begin Given records

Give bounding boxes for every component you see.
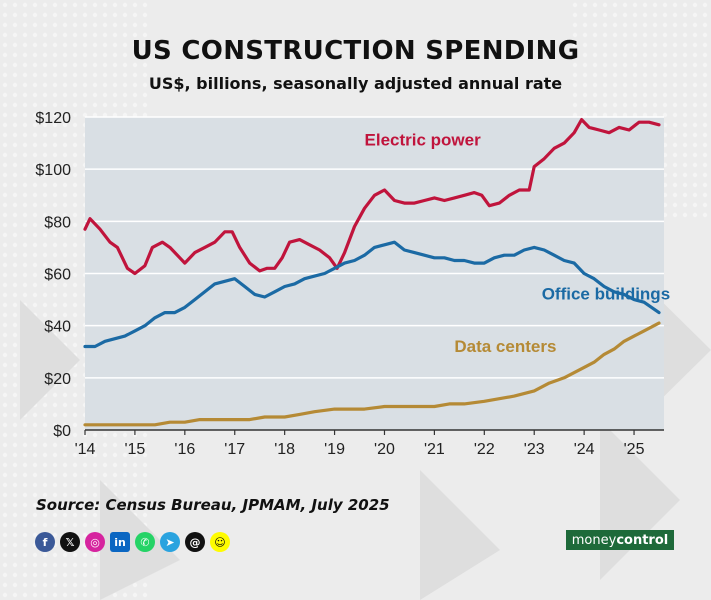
y-tick-label: $60 <box>44 267 71 284</box>
brand-part-2: control <box>616 532 669 548</box>
threads-icon[interactable]: @ <box>185 532 205 552</box>
y-tick-label: $0 <box>53 423 71 440</box>
y-tick-label: $40 <box>44 319 71 336</box>
x-icon[interactable]: 𝕏 <box>60 532 80 552</box>
chart-title: US CONSTRUCTION SPENDING <box>131 36 580 66</box>
x-tick-label: '22 <box>474 441 495 458</box>
x-tick-label: '18 <box>274 441 295 458</box>
series-label-office-buildings: Office buildings <box>542 285 670 304</box>
series-label-electric-power: Electric power <box>365 131 482 150</box>
x-tick-label: '17 <box>224 441 245 458</box>
telegram-icon[interactable]: ➤ <box>160 532 180 552</box>
x-tick-label: '21 <box>424 441 445 458</box>
series-label-data-centers: Data centers <box>454 337 556 356</box>
y-tick-label: $80 <box>44 214 71 231</box>
moneycontrol-logo[interactable]: money control <box>566 530 674 550</box>
facebook-icon[interactable]: f <box>35 532 55 552</box>
series-line-data-centers <box>83 321 661 427</box>
x-tick-label: '15 <box>124 441 145 458</box>
source-note: Source: Census Bureau, JPMAM, July 2025 <box>36 496 390 514</box>
chart-subtitle: US$, billions, seasonally adjusted annua… <box>148 74 563 93</box>
x-tick-label: '16 <box>174 441 195 458</box>
x-tick-label: '23 <box>524 441 545 458</box>
social-icons: f 𝕏 ◎ in ✆ ➤ @ ☺ <box>35 532 230 552</box>
y-tick-label: $120 <box>35 110 71 127</box>
x-tick-label: '14 <box>75 441 96 458</box>
x-tick-label: '20 <box>374 441 395 458</box>
brand-part-1: money <box>571 532 617 548</box>
x-tick-label: '24 <box>574 441 595 458</box>
instagram-icon[interactable]: ◎ <box>85 532 105 552</box>
series-line-office-buildings <box>83 240 661 349</box>
y-tick-label: $100 <box>35 162 71 179</box>
x-tick-label: '19 <box>324 441 345 458</box>
snapchat-icon[interactable]: ☺ <box>210 532 230 552</box>
whatsapp-icon[interactable]: ✆ <box>135 532 155 552</box>
line-chart: $0 $20 $40 $60 $80 $100 $120 '14 '15 '16 '17 '18 '19… <box>35 110 670 458</box>
series-line-electric-power <box>83 118 661 276</box>
linkedin-icon[interactable]: in <box>110 532 130 552</box>
x-tick-label: '25 <box>624 441 645 458</box>
y-tick-label: $20 <box>44 371 71 388</box>
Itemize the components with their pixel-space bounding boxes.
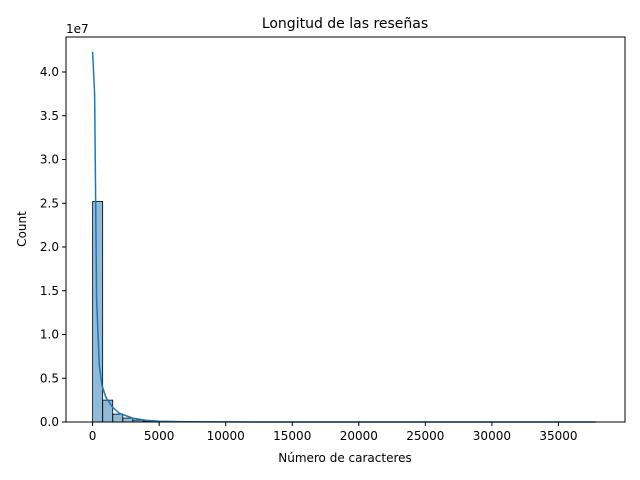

end Given records

▶ Task to complete
Reproduce the lines above verbatim, starting at the line containing "y-tick-label: $60 <box>44 267 71 284</box>" and ending with the line containing "x-icon[interactable]: 𝕏 <box>60", with both of those lines included.

▶ Task answer
y-tick-label: $60 <box>44 267 71 284</box>
brand-part-2: control <box>616 532 669 548</box>
threads-icon[interactable]: @ <box>185 532 205 552</box>
y-tick-label: $0 <box>53 423 71 440</box>
y-tick-label: $40 <box>44 319 71 336</box>
x-icon[interactable]: 𝕏 <box>60 532 80 552</box>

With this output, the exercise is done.